(Extracted records)
□ □ □ □ □ □ □

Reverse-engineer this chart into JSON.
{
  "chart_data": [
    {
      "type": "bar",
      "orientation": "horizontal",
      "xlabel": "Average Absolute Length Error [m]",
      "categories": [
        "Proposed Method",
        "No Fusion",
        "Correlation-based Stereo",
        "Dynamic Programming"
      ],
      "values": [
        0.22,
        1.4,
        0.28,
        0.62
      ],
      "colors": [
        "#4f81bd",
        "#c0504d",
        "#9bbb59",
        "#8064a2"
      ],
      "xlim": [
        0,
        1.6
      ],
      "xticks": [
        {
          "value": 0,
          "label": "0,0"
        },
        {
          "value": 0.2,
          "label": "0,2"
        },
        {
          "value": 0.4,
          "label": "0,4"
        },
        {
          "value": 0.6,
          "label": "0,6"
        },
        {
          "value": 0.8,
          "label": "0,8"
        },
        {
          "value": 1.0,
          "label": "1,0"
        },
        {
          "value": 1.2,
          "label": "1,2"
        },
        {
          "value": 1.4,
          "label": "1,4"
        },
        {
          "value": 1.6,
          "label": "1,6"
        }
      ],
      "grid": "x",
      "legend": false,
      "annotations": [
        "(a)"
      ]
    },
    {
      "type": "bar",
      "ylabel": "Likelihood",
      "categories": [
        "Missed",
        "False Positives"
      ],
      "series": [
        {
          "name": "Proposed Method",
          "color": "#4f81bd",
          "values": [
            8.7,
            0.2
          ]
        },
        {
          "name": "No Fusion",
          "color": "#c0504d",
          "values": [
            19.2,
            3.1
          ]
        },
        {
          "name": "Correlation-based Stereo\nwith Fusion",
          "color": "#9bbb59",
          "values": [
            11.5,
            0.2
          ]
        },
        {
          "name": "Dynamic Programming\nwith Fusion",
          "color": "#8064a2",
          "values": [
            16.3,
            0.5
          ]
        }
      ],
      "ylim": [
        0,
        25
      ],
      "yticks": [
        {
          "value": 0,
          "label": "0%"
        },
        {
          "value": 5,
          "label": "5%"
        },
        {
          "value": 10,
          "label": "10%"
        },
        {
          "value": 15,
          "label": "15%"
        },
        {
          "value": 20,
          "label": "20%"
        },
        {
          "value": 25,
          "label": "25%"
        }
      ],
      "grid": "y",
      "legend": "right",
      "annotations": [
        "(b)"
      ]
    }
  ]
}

□ □ □ □ □ □ □

Reproduce the entries above in full by retyping them exactly.

Reverse-engineer this chart into JSON.
{
  "chart_data": [
    {
      "type": "bar",
      "orientation": "horizontal",
      "xlabel": "Average Absolute Length Error [m]",
      "categories": [
        "Proposed Method",
        "No Fusion",
        "Correlation-based Stereo",
        "Dynamic Programming"
      ],
      "values": [
        0.22,
        1.4,
        0.28,
        0.62
      ],
      "colors": [
        "#4f81bd",
        "#c0504d",
        "#9bbb59",
        "#8064a2"
      ],
      "xlim": [
        0,
        1.6
      ],
      "xticks": [
        {
          "value": 0,
          "label": "0,0"
        },
        {
          "value": 0.2,
          "label": "0,2"
        },
        {
          "value": 0.4,
          "label": "0,4"
        },
        {
          "value": 0.6,
          "label": "0,6"
        },
        {
          "value": 0.8,
          "label": "0,8"
        },
        {
          "value": 1.0,
          "label": "1,0"
        },
        {
          "value": 1.2,
          "label": "1,2"
        },
        {
          "value": 1.4,
          "label": "1,4"
        },
        {
          "value": 1.6,
          "label": "1,6"
        }
      ],
      "grid": "x",
      "legend": false,
      "annotations": [
        "(a)"
      ]
    },
    {
      "type": "bar",
      "ylabel": "Likelihood",
      "categories": [
        "Missed",
        "False Positives"
      ],
      "series": [
        {
          "name": "Proposed Method",
          "color": "#4f81bd",
          "values": [
            8.7,
            0.2
          ]
        },
        {
          "name": "No Fusion",
          "color": "#c0504d",
          "values": [
            19.2,
            3.1
          ]
        },
        {
          "name": "Correlation-based Stereo\nwith Fusion",
          "color": "#9bbb59",
          "values": [
            11.5,
            0.2
          ]
        },
        {
          "name": "Dynamic Programming\nwith Fusion",
          "color": "#8064a2",
          "values": [
            16.3,
            0.5
          ]
        }
      ],
      "ylim": [
        0,
        25
      ],
      "yticks": [
        {
          "value": 0,
          "label": "0%"
        },
        {
          "value": 5,
          "label": "5%"
        },
        {
          "value": 10,
          "label": "10%"
        },
        {
          "value": 15,
          "label": "15%"
        },
        {
          "value": 20,
          "label": "20%"
        },
        {
          "value": 25,
          "label": "25%"
        }
      ],
      "grid": "y",
      "legend": "right",
      "annotations": [
        "(b)"
      ]
    }
  ]
}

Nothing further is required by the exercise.